-------- MATERIAL PROVIDED --------
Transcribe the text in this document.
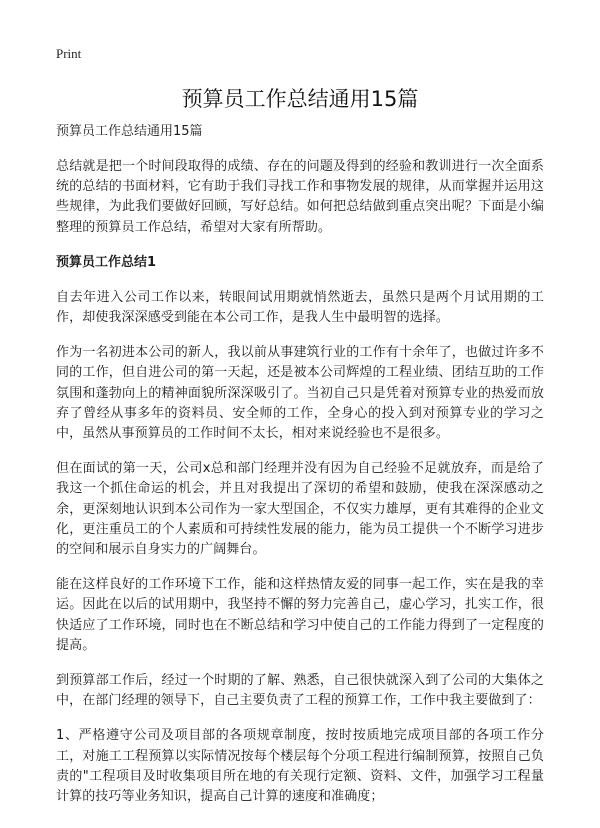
Print
预算员工作总结通用15篇

预算员工作总结通用15篇

总结就是把一个时间段取得的成绩、存在的问题及得到的经验和教训进行一次全面系统的总结的书面材料，它有助于我们寻找工作和事物发展的规律，从而掌握并运用这些规律，为此我们要做好回顾，写好总结。如何把总结做到重点突出呢？下面是小编整理的预算员工作总结，希望对大家有所帮助。

预算员工作总结1

自去年进入公司工作以来，转眼间试用期就悄然逝去，虽然只是两个月试用期的工作，却使我深深感受到能在本公司工作，是我人生中最明智的选择。

作为一名初进本公司的新人，我以前从事建筑行业的工作有十余年了，也做过许多不同的工作，但自进公司的第一天起，还是被本公司辉煌的工程业绩、团结互助的工作氛围和蓬勃向上的精神面貌所深深吸引了。当初自己只是凭着对预算专业的热爱而放弃了曾经从事多年的资料员、安全师的工作，全身心的投入到对预算专业的学习之中，虽然从事预算员的工作时间不太长，相对来说经验也不是很多。

但在面试的第一天，公司x总和部门经理并没有因为自己经验不足就放弃，而是给了我这一个抓住命运的机会，并且对我提出了深切的希望和鼓励，使我在深深感动之余，更深刻地认识到本公司作为一家大型国企，不仅实力雄厚，更有其难得的企业文化，更注重员工的个人素质和可持续性发展的能力，能为员工提供一个不断学习进步的空间和展示自身实力的广阔舞台。

能在这样良好的工作环境下工作，能和这样热情友爱的同事一起工作，实在是我的幸运。因此在以后的试用期中，我坚持不懈的努力完善自己，虚心学习，扎实工作，很快适应了工作环境，同时也在不断总结和学习中使自己的工作能力得到了一定程度的提高。

到预算部工作后，经过一个时期的了解、熟悉，自己很快就深入到了公司的大集体之中，在部门经理的领导下，自己主要负责了工程的预算工作，工作中我主要做到了：

1、严格遵守公司及项目部的各项规章制度，按时按质地完成项目部的各项工作分工，对施工工程预算以实际情况按每个楼层每个分项工程进行编制预算，按照自己负责的"工程项目及时收集项目所在地的有关现行定额、资料、文件，加强学习工程量计算的技巧等业务知识，提高自己计算的速度和准确度；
--------
▸ **WHAT THE TASK ASKS**: Using the material above, retype each entry exactly and omit the pictures.

▸ **EXERCISE SOLUTION**:
Transcribe the text in this document.
Print
预算员工作总结通用15篇

预算员工作总结通用15篇

总结就是把一个时间段取得的成绩、存在的问题及得到的经验和教训进行一次全面系统的总结的书面材料，它有助于我们寻找工作和事物发展的规律，从而掌握并运用这些规律，为此我们要做好回顾，写好总结。如何把总结做到重点突出呢？下面是小编整理的预算员工作总结，希望对大家有所帮助。

预算员工作总结1

自去年进入公司工作以来，转眼间试用期就悄然逝去，虽然只是两个月试用期的工作，却使我深深感受到能在本公司工作，是我人生中最明智的选择。

作为一名初进本公司的新人，我以前从事建筑行业的工作有十余年了，也做过许多不同的工作，但自进公司的第一天起，还是被本公司辉煌的工程业绩、团结互助的工作氛围和蓬勃向上的精神面貌所深深吸引了。当初自己只是凭着对预算专业的热爱而放弃了曾经从事多年的资料员、安全师的工作，全身心的投入到对预算专业的学习之中，虽然从事预算员的工作时间不太长，相对来说经验也不是很多。

但在面试的第一天，公司x总和部门经理并没有因为自己经验不足就放弃，而是给了我这一个抓住命运的机会，并且对我提出了深切的希望和鼓励，使我在深深感动之余，更深刻地认识到本公司作为一家大型国企，不仅实力雄厚，更有其难得的企业文化，更注重员工的个人素质和可持续性发展的能力，能为员工提供一个不断学习进步的空间和展示自身实力的广阔舞台。

能在这样良好的工作环境下工作，能和这样热情友爱的同事一起工作，实在是我的幸运。因此在以后的试用期中，我坚持不懈的努力完善自己，虚心学习，扎实工作，很快适应了工作环境，同时也在不断总结和学习中使自己的工作能力得到了一定程度的提高。

到预算部工作后，经过一个时期的了解、熟悉，自己很快就深入到了公司的大集体之中，在部门经理的领导下，自己主要负责了工程的预算工作，工作中我主要做到了：

1、严格遵守公司及项目部的各项规章制度，按时按质地完成项目部的各项工作分工，对施工工程预算以实际情况按每个楼层每个分项工程进行编制预算，按照自己负责的"工程项目及时收集项目所在地的有关现行定额、资料、文件，加强学习工程量计算的技巧等业务知识，提高自己计算的速度和准确度；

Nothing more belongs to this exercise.